## [Your goal]
Exclude the pictures; give every entry again exactly as written.

Dataset records
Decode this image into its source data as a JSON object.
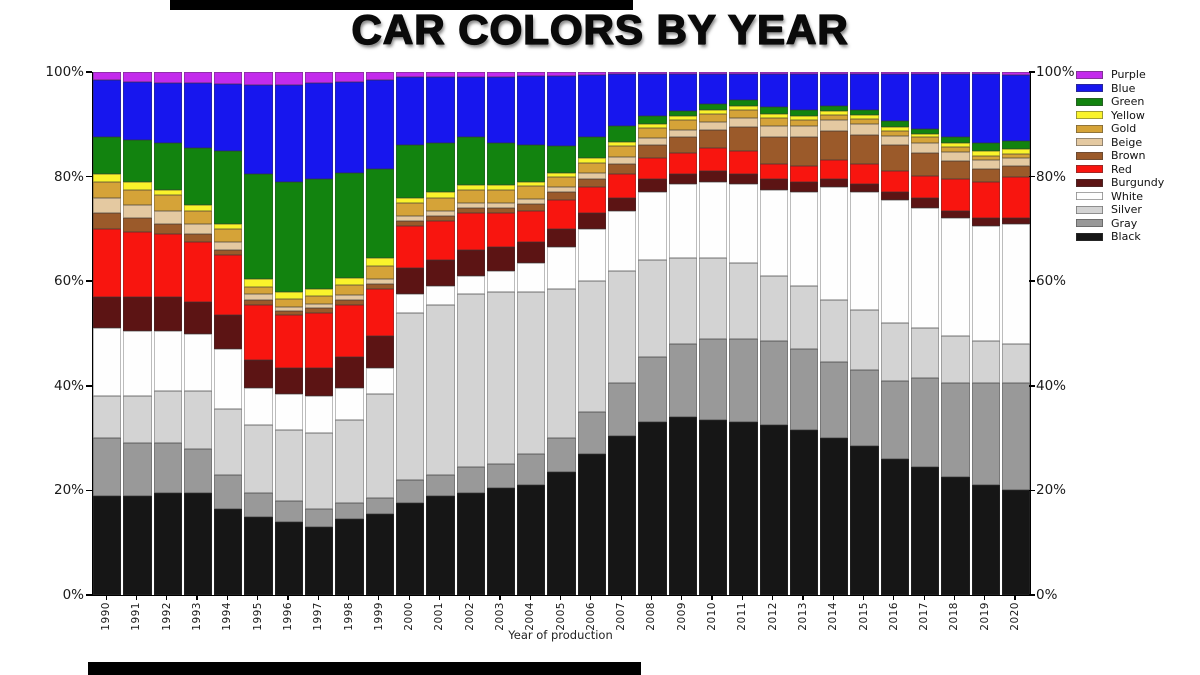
{
  "title": "CAR COLORS BY YEAR",
  "chart_data": {
    "type": "bar",
    "stacked": true,
    "normalized_percent": true,
    "title": "CAR COLORS BY YEAR",
    "xlabel": "Year of production",
    "ylabel": "",
    "ylim": [
      0,
      100
    ],
    "grid": false,
    "legend_position": "right",
    "y_ticks": [
      {
        "label": "0%",
        "value": 0
      },
      {
        "label": "20%",
        "value": 20
      },
      {
        "label": "40%",
        "value": 40
      },
      {
        "label": "60%",
        "value": 60
      },
      {
        "label": "80%",
        "value": 80
      },
      {
        "label": "100%",
        "value": 100
      }
    ],
    "y_axis_sides": [
      "left",
      "right"
    ],
    "categories": [
      "1990",
      "1991",
      "1992",
      "1993",
      "1994",
      "1995",
      "1996",
      "1997",
      "1998",
      "1999",
      "2000",
      "2001",
      "2002",
      "2003",
      "2004",
      "2005",
      "2006",
      "2007",
      "2008",
      "2009",
      "2010",
      "2011",
      "2012",
      "2013",
      "2014",
      "2015",
      "2016",
      "2017",
      "2018",
      "2019",
      "2020"
    ],
    "series": [
      {
        "name": "Black",
        "color": "#161616",
        "values": [
          19,
          19,
          19.5,
          19.5,
          16.5,
          15,
          14,
          13,
          14.5,
          15.5,
          17.5,
          19,
          19.5,
          20.5,
          21,
          23.5,
          27,
          30.5,
          33,
          34,
          33.5,
          33,
          32.5,
          31.5,
          30,
          28.5,
          26,
          24.5,
          22.5,
          21,
          20
        ]
      },
      {
        "name": "Gray",
        "color": "#999999",
        "values": [
          11,
          10,
          9.5,
          8.5,
          6.5,
          4.5,
          4,
          3.5,
          3,
          3,
          4.5,
          4,
          5,
          4.5,
          6,
          6.5,
          8,
          10,
          12.5,
          14,
          15.5,
          16,
          16,
          15.5,
          14.5,
          14.5,
          15,
          17,
          18,
          19.5,
          20.5
        ]
      },
      {
        "name": "Silver",
        "color": "#D3D3D3",
        "values": [
          8,
          9,
          10,
          11,
          12.5,
          13,
          13.5,
          14.5,
          16,
          20,
          32,
          32.5,
          33,
          33,
          31,
          28.5,
          25,
          21.5,
          18.5,
          16.5,
          15.5,
          14.5,
          12.5,
          12,
          12,
          11.5,
          11,
          9.5,
          9,
          8,
          7.5
        ]
      },
      {
        "name": "White",
        "color": "#FEFEFE",
        "values": [
          13,
          12.5,
          11.5,
          11,
          11.5,
          7,
          7,
          7,
          6,
          5,
          3.5,
          3.5,
          3.5,
          4,
          5.5,
          8,
          10,
          11.5,
          13,
          14,
          14.5,
          15,
          16.5,
          18,
          21.5,
          22.5,
          23.5,
          23,
          22.5,
          22,
          23
        ]
      },
      {
        "name": "Burgundy",
        "color": "#5C1414",
        "values": [
          6,
          6.5,
          6.5,
          6,
          6.5,
          5.5,
          5,
          5.5,
          6,
          6,
          5,
          5,
          5,
          4.5,
          4,
          3.5,
          3,
          2.5,
          2.5,
          2,
          2,
          2,
          2,
          2,
          1.6,
          1.5,
          1.5,
          1.9,
          1.5,
          1.5,
          1
        ]
      },
      {
        "name": "Red",
        "color": "#F8150F",
        "values": [
          13,
          12.5,
          12,
          11.5,
          11.5,
          10.5,
          10,
          10.5,
          10,
          9,
          8,
          7.5,
          7,
          6.5,
          6,
          5.5,
          5,
          4.5,
          4,
          4,
          4.5,
          4.5,
          3,
          3,
          3.5,
          4,
          4,
          4.2,
          6,
          7,
          8
        ]
      },
      {
        "name": "Brown",
        "color": "#9B5A2A",
        "values": [
          3,
          2.5,
          2,
          1.5,
          1,
          1,
          0.8,
          0.8,
          1,
          1,
          1,
          1,
          1,
          1,
          1.2,
          1.5,
          1.5,
          2,
          2.5,
          3,
          3.5,
          4.5,
          5,
          5.5,
          5.7,
          5.5,
          5,
          4.5,
          3.5,
          2.5,
          2
        ]
      },
      {
        "name": "Beige",
        "color": "#E4C9A1",
        "values": [
          3,
          2.5,
          2.5,
          2,
          1.5,
          1,
          0.8,
          0.8,
          0.8,
          1,
          1,
          1,
          1,
          1,
          1,
          1,
          1.2,
          1.3,
          1.3,
          1.5,
          1.5,
          1.8,
          2.2,
          2.2,
          2,
          2,
          1.8,
          1.9,
          1.8,
          1.6,
          1.5
        ]
      },
      {
        "name": "Gold",
        "color": "#D5A338",
        "values": [
          3,
          3,
          3,
          2.5,
          2.5,
          1.5,
          1.5,
          1.5,
          2,
          2.5,
          2.5,
          2.5,
          2.5,
          2.5,
          2.5,
          2,
          2,
          2,
          2,
          1.8,
          1.5,
          1.5,
          1.5,
          1.2,
          1,
          1,
          1,
          1,
          0.8,
          0.8,
          0.8
        ]
      },
      {
        "name": "Yellow",
        "color": "#FAF32B",
        "values": [
          1.5,
          1.5,
          1,
          1,
          1,
          1.5,
          1.4,
          1.4,
          1.4,
          1.4,
          1,
          1,
          1,
          1,
          0.8,
          0.8,
          0.8,
          0.8,
          0.8,
          0.8,
          0.8,
          0.8,
          0.8,
          0.8,
          0.8,
          0.8,
          0.8,
          0.6,
          0.8,
          1,
          1
        ]
      },
      {
        "name": "Green",
        "color": "#12830F",
        "values": [
          7,
          8,
          9,
          11,
          14,
          20,
          21,
          21,
          20,
          17,
          10,
          9.5,
          9,
          8,
          7,
          5,
          4,
          3,
          1.5,
          1,
          1,
          1,
          1.3,
          1,
          1,
          1,
          1,
          1,
          1.2,
          1.5,
          1.5
        ]
      },
      {
        "name": "Blue",
        "color": "#1716EE",
        "values": [
          11,
          11.2,
          11.5,
          12.5,
          12.8,
          17,
          18.5,
          18.5,
          17.5,
          17.1,
          13,
          12.5,
          11.5,
          12.5,
          13.2,
          13.5,
          12,
          10,
          8,
          7,
          5.8,
          5,
          6.3,
          6.9,
          6,
          6.8,
          9,
          10.5,
          12,
          13.2,
          12.7
        ]
      },
      {
        "name": "Purple",
        "color": "#C32BEC",
        "values": [
          1.5,
          1.8,
          2,
          2,
          2.2,
          2.5,
          2.5,
          2,
          1.8,
          1.5,
          1,
          1,
          1,
          1,
          0.8,
          0.7,
          0.5,
          0.4,
          0.4,
          0.4,
          0.4,
          0.4,
          0.4,
          0.4,
          0.4,
          0.4,
          0.4,
          0.4,
          0.4,
          0.4,
          0.5
        ]
      }
    ],
    "legend_order_top_to_bottom": [
      "Purple",
      "Blue",
      "Green",
      "Yellow",
      "Gold",
      "Beige",
      "Brown",
      "Red",
      "Burgundy",
      "White",
      "Silver",
      "Gray",
      "Black"
    ]
  }
}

## [Reply to the exercise]
Decode this image into its source data as a JSON object.
{
  "title": "CAR COLORS BY YEAR",
  "chart_data": {
    "type": "bar",
    "stacked": true,
    "normalized_percent": true,
    "title": "CAR COLORS BY YEAR",
    "xlabel": "Year of production",
    "ylabel": "",
    "ylim": [
      0,
      100
    ],
    "grid": false,
    "legend_position": "right",
    "y_ticks": [
      {
        "label": "0%",
        "value": 0
      },
      {
        "label": "20%",
        "value": 20
      },
      {
        "label": "40%",
        "value": 40
      },
      {
        "label": "60%",
        "value": 60
      },
      {
        "label": "80%",
        "value": 80
      },
      {
        "label": "100%",
        "value": 100
      }
    ],
    "y_axis_sides": [
      "left",
      "right"
    ],
    "categories": [
      "1990",
      "1991",
      "1992",
      "1993",
      "1994",
      "1995",
      "1996",
      "1997",
      "1998",
      "1999",
      "2000",
      "2001",
      "2002",
      "2003",
      "2004",
      "2005",
      "2006",
      "2007",
      "2008",
      "2009",
      "2010",
      "2011",
      "2012",
      "2013",
      "2014",
      "2015",
      "2016",
      "2017",
      "2018",
      "2019",
      "2020"
    ],
    "series": [
      {
        "name": "Black",
        "color": "#161616",
        "values": [
          19,
          19,
          19.5,
          19.5,
          16.5,
          15,
          14,
          13,
          14.5,
          15.5,
          17.5,
          19,
          19.5,
          20.5,
          21,
          23.5,
          27,
          30.5,
          33,
          34,
          33.5,
          33,
          32.5,
          31.5,
          30,
          28.5,
          26,
          24.5,
          22.5,
          21,
          20
        ]
      },
      {
        "name": "Gray",
        "color": "#999999",
        "values": [
          11,
          10,
          9.5,
          8.5,
          6.5,
          4.5,
          4,
          3.5,
          3,
          3,
          4.5,
          4,
          5,
          4.5,
          6,
          6.5,
          8,
          10,
          12.5,
          14,
          15.5,
          16,
          16,
          15.5,
          14.5,
          14.5,
          15,
          17,
          18,
          19.5,
          20.5
        ]
      },
      {
        "name": "Silver",
        "color": "#D3D3D3",
        "values": [
          8,
          9,
          10,
          11,
          12.5,
          13,
          13.5,
          14.5,
          16,
          20,
          32,
          32.5,
          33,
          33,
          31,
          28.5,
          25,
          21.5,
          18.5,
          16.5,
          15.5,
          14.5,
          12.5,
          12,
          12,
          11.5,
          11,
          9.5,
          9,
          8,
          7.5
        ]
      },
      {
        "name": "White",
        "color": "#FEFEFE",
        "values": [
          13,
          12.5,
          11.5,
          11,
          11.5,
          7,
          7,
          7,
          6,
          5,
          3.5,
          3.5,
          3.5,
          4,
          5.5,
          8,
          10,
          11.5,
          13,
          14,
          14.5,
          15,
          16.5,
          18,
          21.5,
          22.5,
          23.5,
          23,
          22.5,
          22,
          23
        ]
      },
      {
        "name": "Burgundy",
        "color": "#5C1414",
        "values": [
          6,
          6.5,
          6.5,
          6,
          6.5,
          5.5,
          5,
          5.5,
          6,
          6,
          5,
          5,
          5,
          4.5,
          4,
          3.5,
          3,
          2.5,
          2.5,
          2,
          2,
          2,
          2,
          2,
          1.6,
          1.5,
          1.5,
          1.9,
          1.5,
          1.5,
          1
        ]
      },
      {
        "name": "Red",
        "color": "#F8150F",
        "values": [
          13,
          12.5,
          12,
          11.5,
          11.5,
          10.5,
          10,
          10.5,
          10,
          9,
          8,
          7.5,
          7,
          6.5,
          6,
          5.5,
          5,
          4.5,
          4,
          4,
          4.5,
          4.5,
          3,
          3,
          3.5,
          4,
          4,
          4.2,
          6,
          7,
          8
        ]
      },
      {
        "name": "Brown",
        "color": "#9B5A2A",
        "values": [
          3,
          2.5,
          2,
          1.5,
          1,
          1,
          0.8,
          0.8,
          1,
          1,
          1,
          1,
          1,
          1,
          1.2,
          1.5,
          1.5,
          2,
          2.5,
          3,
          3.5,
          4.5,
          5,
          5.5,
          5.7,
          5.5,
          5,
          4.5,
          3.5,
          2.5,
          2
        ]
      },
      {
        "name": "Beige",
        "color": "#E4C9A1",
        "values": [
          3,
          2.5,
          2.5,
          2,
          1.5,
          1,
          0.8,
          0.8,
          0.8,
          1,
          1,
          1,
          1,
          1,
          1,
          1,
          1.2,
          1.3,
          1.3,
          1.5,
          1.5,
          1.8,
          2.2,
          2.2,
          2,
          2,
          1.8,
          1.9,
          1.8,
          1.6,
          1.5
        ]
      },
      {
        "name": "Gold",
        "color": "#D5A338",
        "values": [
          3,
          3,
          3,
          2.5,
          2.5,
          1.5,
          1.5,
          1.5,
          2,
          2.5,
          2.5,
          2.5,
          2.5,
          2.5,
          2.5,
          2,
          2,
          2,
          2,
          1.8,
          1.5,
          1.5,
          1.5,
          1.2,
          1,
          1,
          1,
          1,
          0.8,
          0.8,
          0.8
        ]
      },
      {
        "name": "Yellow",
        "color": "#FAF32B",
        "values": [
          1.5,
          1.5,
          1,
          1,
          1,
          1.5,
          1.4,
          1.4,
          1.4,
          1.4,
          1,
          1,
          1,
          1,
          0.8,
          0.8,
          0.8,
          0.8,
          0.8,
          0.8,
          0.8,
          0.8,
          0.8,
          0.8,
          0.8,
          0.8,
          0.8,
          0.6,
          0.8,
          1,
          1
        ]
      },
      {
        "name": "Green",
        "color": "#12830F",
        "values": [
          7,
          8,
          9,
          11,
          14,
          20,
          21,
          21,
          20,
          17,
          10,
          9.5,
          9,
          8,
          7,
          5,
          4,
          3,
          1.5,
          1,
          1,
          1,
          1.3,
          1,
          1,
          1,
          1,
          1,
          1.2,
          1.5,
          1.5
        ]
      },
      {
        "name": "Blue",
        "color": "#1716EE",
        "values": [
          11,
          11.2,
          11.5,
          12.5,
          12.8,
          17,
          18.5,
          18.5,
          17.5,
          17.1,
          13,
          12.5,
          11.5,
          12.5,
          13.2,
          13.5,
          12,
          10,
          8,
          7,
          5.8,
          5,
          6.3,
          6.9,
          6,
          6.8,
          9,
          10.5,
          12,
          13.2,
          12.7
        ]
      },
      {
        "name": "Purple",
        "color": "#C32BEC",
        "values": [
          1.5,
          1.8,
          2,
          2,
          2.2,
          2.5,
          2.5,
          2,
          1.8,
          1.5,
          1,
          1,
          1,
          1,
          0.8,
          0.7,
          0.5,
          0.4,
          0.4,
          0.4,
          0.4,
          0.4,
          0.4,
          0.4,
          0.4,
          0.4,
          0.4,
          0.4,
          0.4,
          0.4,
          0.5
        ]
      }
    ],
    "legend_order_top_to_bottom": [
      "Purple",
      "Blue",
      "Green",
      "Yellow",
      "Gold",
      "Beige",
      "Brown",
      "Red",
      "Burgundy",
      "White",
      "Silver",
      "Gray",
      "Black"
    ]
  }
}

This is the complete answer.